**WRITTEN REQUEST:** Only the pictures stay out; every record is to be quoted exactly.

**RECORDS SUPPLIED:**

= = =

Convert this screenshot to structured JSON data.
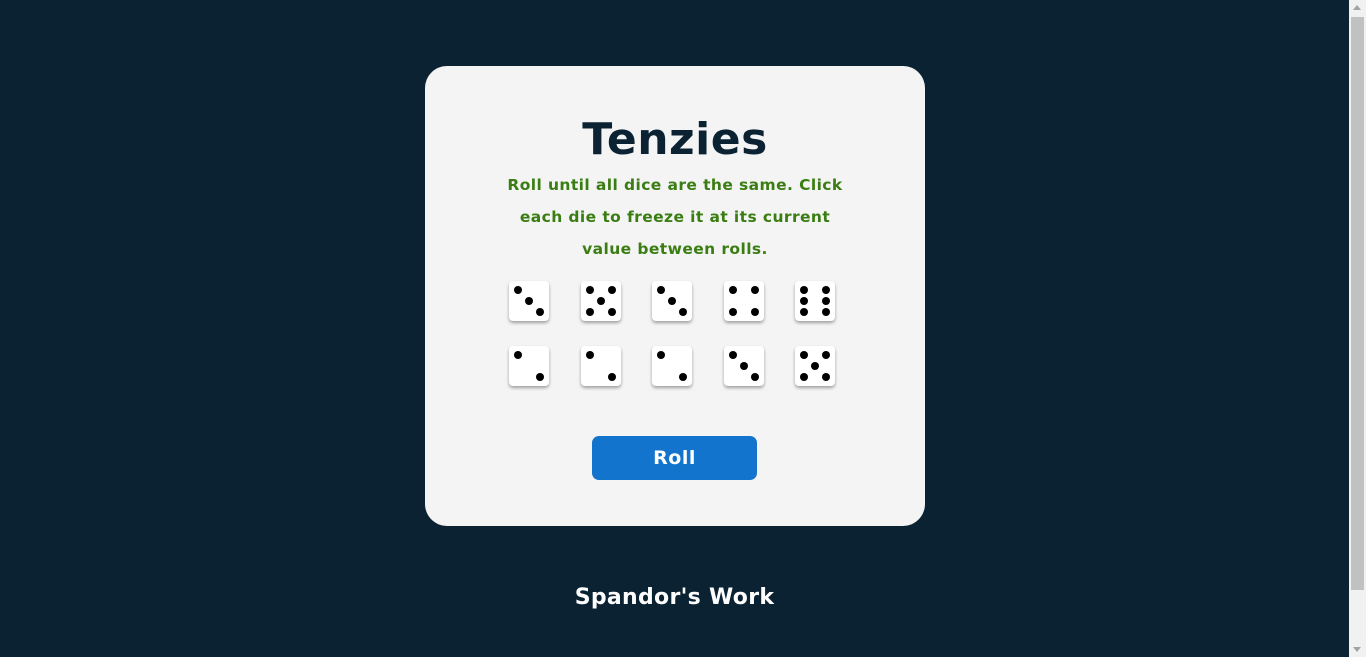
{
  "title": "Tenzies",
  "instructions": "Roll until all dice are the same. Click each die to freeze it at its current value between rolls.",
  "dice": [
    {
      "value": 3,
      "held": false
    },
    {
      "value": 5,
      "held": false
    },
    {
      "value": 3,
      "held": false
    },
    {
      "value": 4,
      "held": false
    },
    {
      "value": 6,
      "held": false
    },
    {
      "value": 2,
      "held": false
    },
    {
      "value": 2,
      "held": false
    },
    {
      "value": 2,
      "held": false
    },
    {
      "value": 3,
      "held": false
    },
    {
      "value": 5,
      "held": false
    }
  ],
  "roll_button_label": "Roll",
  "footer": "Spandor's Work",
  "colors": {
    "background": "#0b2233",
    "card": "#f4f4f4",
    "title": "#0b2233",
    "instructions": "#3a7d12",
    "button": "#1274cc",
    "pip": "#000000"
  }
}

= = =

**SOLUTION:**
Convert this screenshot to structured JSON data.
{
  "title": "Tenzies",
  "instructions": "Roll until all dice are the same. Click each die to freeze it at its current value between rolls.",
  "dice": [
    {
      "value": 3,
      "held": false
    },
    {
      "value": 5,
      "held": false
    },
    {
      "value": 3,
      "held": false
    },
    {
      "value": 4,
      "held": false
    },
    {
      "value": 6,
      "held": false
    },
    {
      "value": 2,
      "held": false
    },
    {
      "value": 2,
      "held": false
    },
    {
      "value": 2,
      "held": false
    },
    {
      "value": 3,
      "held": false
    },
    {
      "value": 5,
      "held": false
    }
  ],
  "roll_button_label": "Roll",
  "footer": "Spandor's Work",
  "colors": {
    "background": "#0b2233",
    "card": "#f4f4f4",
    "title": "#0b2233",
    "instructions": "#3a7d12",
    "button": "#1274cc",
    "pip": "#000000"
  }
}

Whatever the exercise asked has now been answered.